▶ **Request**
Show all lines from the listing below that contain "content".

▶ **Entries**
· · ·
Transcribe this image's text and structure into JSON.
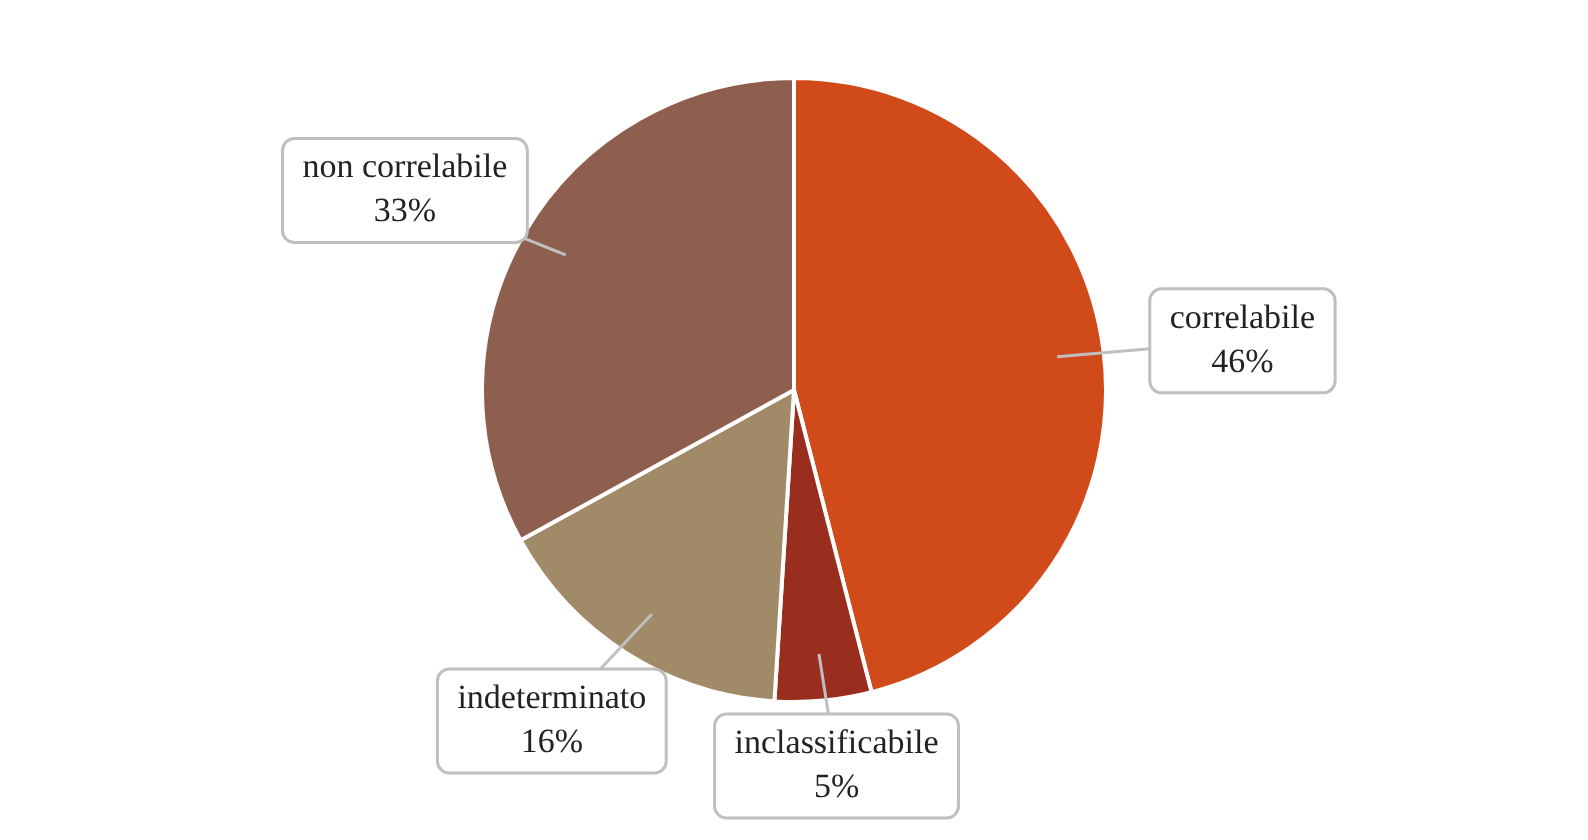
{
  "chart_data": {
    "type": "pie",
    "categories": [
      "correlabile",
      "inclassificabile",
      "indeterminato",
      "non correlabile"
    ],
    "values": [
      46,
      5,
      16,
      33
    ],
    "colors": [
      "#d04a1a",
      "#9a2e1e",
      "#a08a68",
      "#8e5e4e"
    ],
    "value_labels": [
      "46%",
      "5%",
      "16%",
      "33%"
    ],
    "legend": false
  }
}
· · ·
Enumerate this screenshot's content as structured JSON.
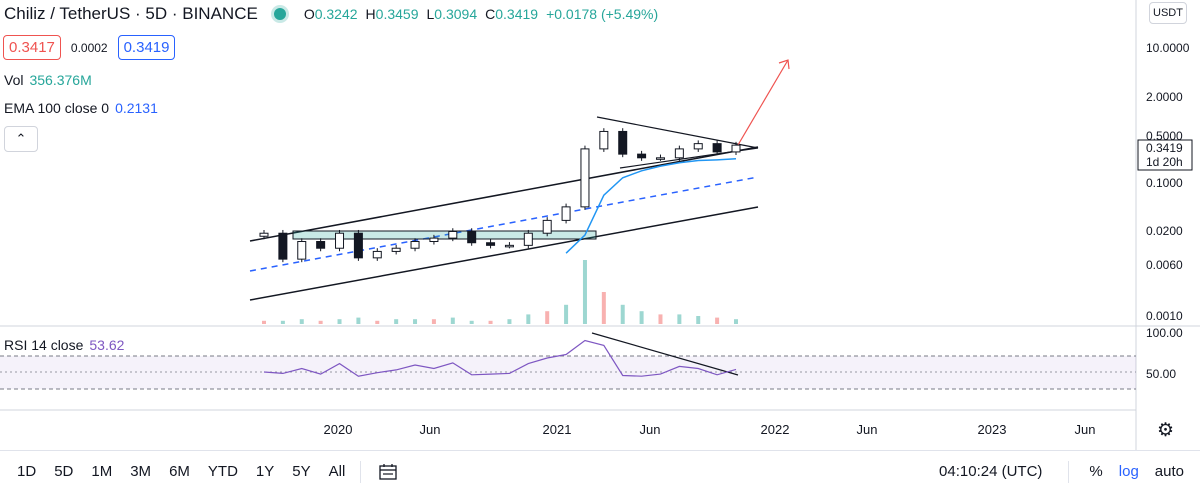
· · ·
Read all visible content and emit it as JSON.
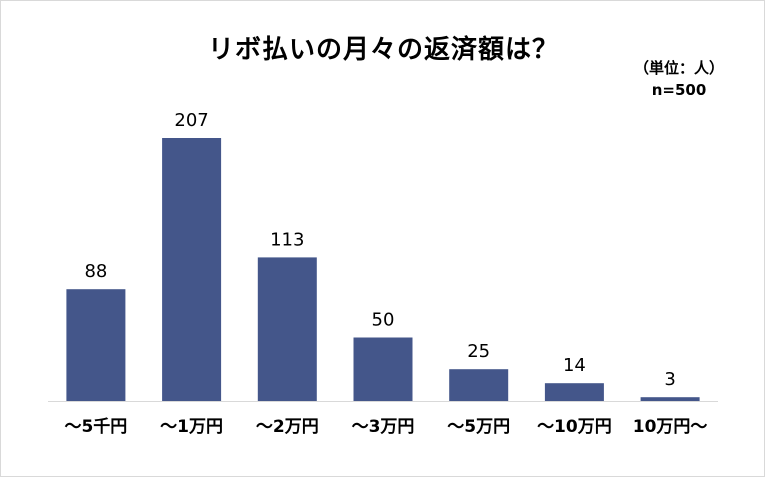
· · ·
▶ **Task answer**
Enumerate this screenshot's content as structured JSON.
Read all visible content and emit it as JSON.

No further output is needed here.